- [Task brief] Will you print the material below without altering a single character?

[Stored records]
┄┄┄┄┄┄┄┄┄┄┄┄┄┄┄┄┄┄┄┄
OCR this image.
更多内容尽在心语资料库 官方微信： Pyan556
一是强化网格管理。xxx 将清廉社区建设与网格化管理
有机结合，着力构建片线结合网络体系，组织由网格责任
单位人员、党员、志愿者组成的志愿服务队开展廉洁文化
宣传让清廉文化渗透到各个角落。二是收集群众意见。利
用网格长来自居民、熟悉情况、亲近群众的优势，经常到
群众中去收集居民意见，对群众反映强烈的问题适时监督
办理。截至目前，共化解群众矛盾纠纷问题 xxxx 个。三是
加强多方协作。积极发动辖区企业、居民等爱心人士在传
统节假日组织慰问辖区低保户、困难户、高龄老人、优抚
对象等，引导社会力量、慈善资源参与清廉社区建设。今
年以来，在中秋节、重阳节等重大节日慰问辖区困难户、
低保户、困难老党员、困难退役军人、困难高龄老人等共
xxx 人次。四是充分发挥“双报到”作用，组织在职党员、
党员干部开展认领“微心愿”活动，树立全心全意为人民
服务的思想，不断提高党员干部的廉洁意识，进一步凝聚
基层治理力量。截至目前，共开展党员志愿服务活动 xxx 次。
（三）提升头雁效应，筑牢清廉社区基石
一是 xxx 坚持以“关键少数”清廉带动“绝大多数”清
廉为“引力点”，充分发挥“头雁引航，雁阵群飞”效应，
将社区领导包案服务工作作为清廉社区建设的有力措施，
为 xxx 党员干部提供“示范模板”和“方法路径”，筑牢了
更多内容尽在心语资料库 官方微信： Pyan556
┄┄┄┄┄┄┄┄┄┄┄┄┄┄┄┄┄┄┄┄
- [The response]
OCR this image.
更多内容尽在心语资料库 官方微信： Pyan556
一是强化网格管理。xxx 将清廉社区建设与网格化管理
有机结合，着力构建片线结合网络体系，组织由网格责任
单位人员、党员、志愿者组成的志愿服务队开展廉洁文化
宣传让清廉文化渗透到各个角落。二是收集群众意见。利
用网格长来自居民、熟悉情况、亲近群众的优势，经常到
群众中去收集居民意见，对群众反映强烈的问题适时监督
办理。截至目前，共化解群众矛盾纠纷问题 xxxx 个。三是
加强多方协作。积极发动辖区企业、居民等爱心人士在传
统节假日组织慰问辖区低保户、困难户、高龄老人、优抚
对象等，引导社会力量、慈善资源参与清廉社区建设。今
年以来，在中秋节、重阳节等重大节日慰问辖区困难户、
低保户、困难老党员、困难退役军人、困难高龄老人等共
xxx 人次。四是充分发挥“双报到”作用，组织在职党员、
党员干部开展认领“微心愿”活动，树立全心全意为人民
服务的思想，不断提高党员干部的廉洁意识，进一步凝聚
基层治理力量。截至目前，共开展党员志愿服务活动 xxx 次。
（三）提升头雁效应，筑牢清廉社区基石
一是 xxx 坚持以“关键少数”清廉带动“绝大多数”清
廉为“引力点”，充分发挥“头雁引航，雁阵群飞”效应，
将社区领导包案服务工作作为清廉社区建设的有力措施，
为 xxx 党员干部提供“示范模板”和“方法路径”，筑牢了
更多内容尽在心语资料库 官方微信： Pyan556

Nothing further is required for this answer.